* [Given exercise]:
Copy out every record below exactly as written, but leave out any pictures.

* [Records provided]:
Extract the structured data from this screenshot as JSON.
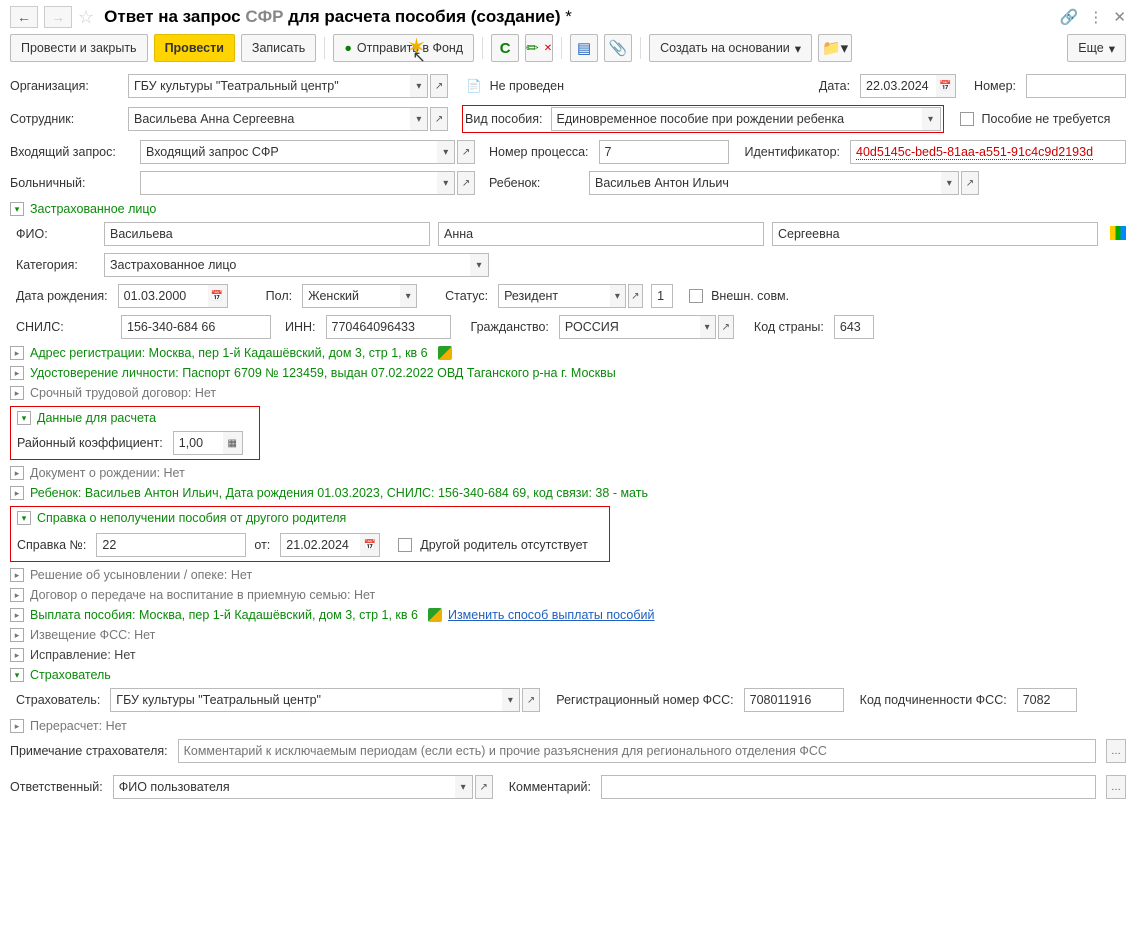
{
  "header": {
    "title_prefix": "Ответ на запрос ",
    "title_sfr": "СФР",
    "title_suffix": " для расчета пособия (создание) ",
    "star": "*"
  },
  "toolbar": {
    "post_close": "Провести и закрыть",
    "post": "Провести",
    "write": "Записать",
    "send": "Отправить в Фонд",
    "create_based": "Создать на основании",
    "more": "Еще"
  },
  "doc": {
    "org_label": "Организация:",
    "org_value": "ГБУ культуры \"Театральный центр\"",
    "not_posted": "Не проведен",
    "date_label": "Дата:",
    "date_value": "22.03.2024",
    "number_label": "Номер:",
    "number_value": "",
    "emp_label": "Сотрудник:",
    "emp_value": "Васильева Анна Сергеевна",
    "benefit_type_label": "Вид пособия:",
    "benefit_type_value": "Единовременное пособие при рождении ребенка",
    "benefit_not_needed": "Пособие не требуется",
    "inreq_label": "Входящий запрос:",
    "inreq_value": "Входящий запрос СФР",
    "process_label": "Номер процесса:",
    "process_value": "7",
    "id_label": "Идентификатор:",
    "id_value": "40d5145c-bed5-81aa-a551-91c4c9d2193d",
    "sick_label": "Больничный:",
    "child_label": "Ребенок:",
    "child_value": "Васильев Антон Ильич"
  },
  "insured": {
    "section": "Застрахованное лицо",
    "fio_label": "ФИО:",
    "surname": "Васильева",
    "name": "Анна",
    "patronymic": "Сергеевна",
    "category_label": "Категория:",
    "category_value": "Застрахованное лицо",
    "dob_label": "Дата рождения:",
    "dob_value": "01.03.2000",
    "sex_label": "Пол:",
    "sex_value": "Женский",
    "status_label": "Статус:",
    "status_value": "Резидент",
    "status_code": "1",
    "ext_combine": "Внешн. совм.",
    "snils_label": "СНИЛС:",
    "snils_value": "156-340-684 66",
    "inn_label": "ИНН:",
    "inn_value": "770464096433",
    "citizen_label": "Гражданство:",
    "citizen_value": "РОССИЯ",
    "country_code_label": "Код страны:",
    "country_code": "643",
    "addr": "Адрес регистрации: Москва, пер 1-й Кадашёвский, дом 3, стр 1, кв 6",
    "identity": "Удостоверение личности: Паспорт 6709 № 123459, выдан 07.02.2022 ОВД Таганского р-на г. Москвы",
    "contract": "Срочный трудовой договор: Нет"
  },
  "calc": {
    "section": "Данные для расчета",
    "coeff_label": "Районный коэффициент:",
    "coeff_value": "1,00"
  },
  "sections": {
    "birth_doc": "Документ о рождении: Нет",
    "child": "Ребенок: Васильев Антон Ильич, Дата рождения 01.03.2023, СНИЛС: 156-340-684 69, код связи: 38 - мать",
    "noparent_section": "Справка о неполучении пособия от другого родителя",
    "cert_no_label": "Справка №:",
    "cert_no": "22",
    "cert_date_label": "от:",
    "cert_date": "21.02.2024",
    "other_parent_absent": "Другой родитель отсутствует",
    "adoption": "Решение об усыновлении / опеке: Нет",
    "foster": "Договор о передаче на воспитание в приемную семью: Нет",
    "payout_prefix": "Выплата пособия: Москва, пер 1-й Кадашёвский, дом 3, стр 1, кв 6",
    "payout_link": "Изменить способ выплаты пособий",
    "fss_notice": "Извещение ФСС: Нет",
    "correction": "Исправление: Нет"
  },
  "insurer": {
    "section": "Страхователь",
    "label": "Страхователь:",
    "value": "ГБУ культуры \"Театральный центр\"",
    "reg_label": "Регистрационный номер ФСС:",
    "reg_value": "708011916",
    "sub_label": "Код подчиненности ФСС:",
    "sub_value": "7082",
    "recalc": "Перерасчет: Нет",
    "note_label": "Примечание страхователя:",
    "note_placeholder": "Комментарий к исключаемым периодам (если есть) и прочие разъяснения для регионального отделения ФСС"
  },
  "footer": {
    "resp_label": "Ответственный:",
    "resp_value": "ФИО пользователя",
    "comment_label": "Комментарий:"
  }
}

* [Exercise response]:
Extract the structured data from this screenshot as JSON.
{
  "header": {
    "title_prefix": "Ответ на запрос ",
    "title_sfr": "СФР",
    "title_suffix": " для расчета пособия (создание) ",
    "star": "*"
  },
  "toolbar": {
    "post_close": "Провести и закрыть",
    "post": "Провести",
    "write": "Записать",
    "send": "Отправить в Фонд",
    "create_based": "Создать на основании",
    "more": "Еще"
  },
  "doc": {
    "org_label": "Организация:",
    "org_value": "ГБУ культуры \"Театральный центр\"",
    "not_posted": "Не проведен",
    "date_label": "Дата:",
    "date_value": "22.03.2024",
    "number_label": "Номер:",
    "number_value": "",
    "emp_label": "Сотрудник:",
    "emp_value": "Васильева Анна Сергеевна",
    "benefit_type_label": "Вид пособия:",
    "benefit_type_value": "Единовременное пособие при рождении ребенка",
    "benefit_not_needed": "Пособие не требуется",
    "inreq_label": "Входящий запрос:",
    "inreq_value": "Входящий запрос СФР",
    "process_label": "Номер процесса:",
    "process_value": "7",
    "id_label": "Идентификатор:",
    "id_value": "40d5145c-bed5-81aa-a551-91c4c9d2193d",
    "sick_label": "Больничный:",
    "child_label": "Ребенок:",
    "child_value": "Васильев Антон Ильич"
  },
  "insured": {
    "section": "Застрахованное лицо",
    "fio_label": "ФИО:",
    "surname": "Васильева",
    "name": "Анна",
    "patronymic": "Сергеевна",
    "category_label": "Категория:",
    "category_value": "Застрахованное лицо",
    "dob_label": "Дата рождения:",
    "dob_value": "01.03.2000",
    "sex_label": "Пол:",
    "sex_value": "Женский",
    "status_label": "Статус:",
    "status_value": "Резидент",
    "status_code": "1",
    "ext_combine": "Внешн. совм.",
    "snils_label": "СНИЛС:",
    "snils_value": "156-340-684 66",
    "inn_label": "ИНН:",
    "inn_value": "770464096433",
    "citizen_label": "Гражданство:",
    "citizen_value": "РОССИЯ",
    "country_code_label": "Код страны:",
    "country_code": "643",
    "addr": "Адрес регистрации: Москва, пер 1-й Кадашёвский, дом 3, стр 1, кв 6",
    "identity": "Удостоверение личности: Паспорт 6709 № 123459, выдан 07.02.2022 ОВД Таганского р-на г. Москвы",
    "contract": "Срочный трудовой договор: Нет"
  },
  "calc": {
    "section": "Данные для расчета",
    "coeff_label": "Районный коэффициент:",
    "coeff_value": "1,00"
  },
  "sections": {
    "birth_doc": "Документ о рождении: Нет",
    "child": "Ребенок: Васильев Антон Ильич, Дата рождения 01.03.2023, СНИЛС: 156-340-684 69, код связи: 38 - мать",
    "noparent_section": "Справка о неполучении пособия от другого родителя",
    "cert_no_label": "Справка №:",
    "cert_no": "22",
    "cert_date_label": "от:",
    "cert_date": "21.02.2024",
    "other_parent_absent": "Другой родитель отсутствует",
    "adoption": "Решение об усыновлении / опеке: Нет",
    "foster": "Договор о передаче на воспитание в приемную семью: Нет",
    "payout_prefix": "Выплата пособия: Москва, пер 1-й Кадашёвский, дом 3, стр 1, кв 6",
    "payout_link": "Изменить способ выплаты пособий",
    "fss_notice": "Извещение ФСС: Нет",
    "correction": "Исправление: Нет"
  },
  "insurer": {
    "section": "Страхователь",
    "label": "Страхователь:",
    "value": "ГБУ культуры \"Театральный центр\"",
    "reg_label": "Регистрационный номер ФСС:",
    "reg_value": "708011916",
    "sub_label": "Код подчиненности ФСС:",
    "sub_value": "7082",
    "recalc": "Перерасчет: Нет",
    "note_label": "Примечание страхователя:",
    "note_placeholder": "Комментарий к исключаемым периодам (если есть) и прочие разъяснения для регионального отделения ФСС"
  },
  "footer": {
    "resp_label": "Ответственный:",
    "resp_value": "ФИО пользователя",
    "comment_label": "Комментарий:"
  }
}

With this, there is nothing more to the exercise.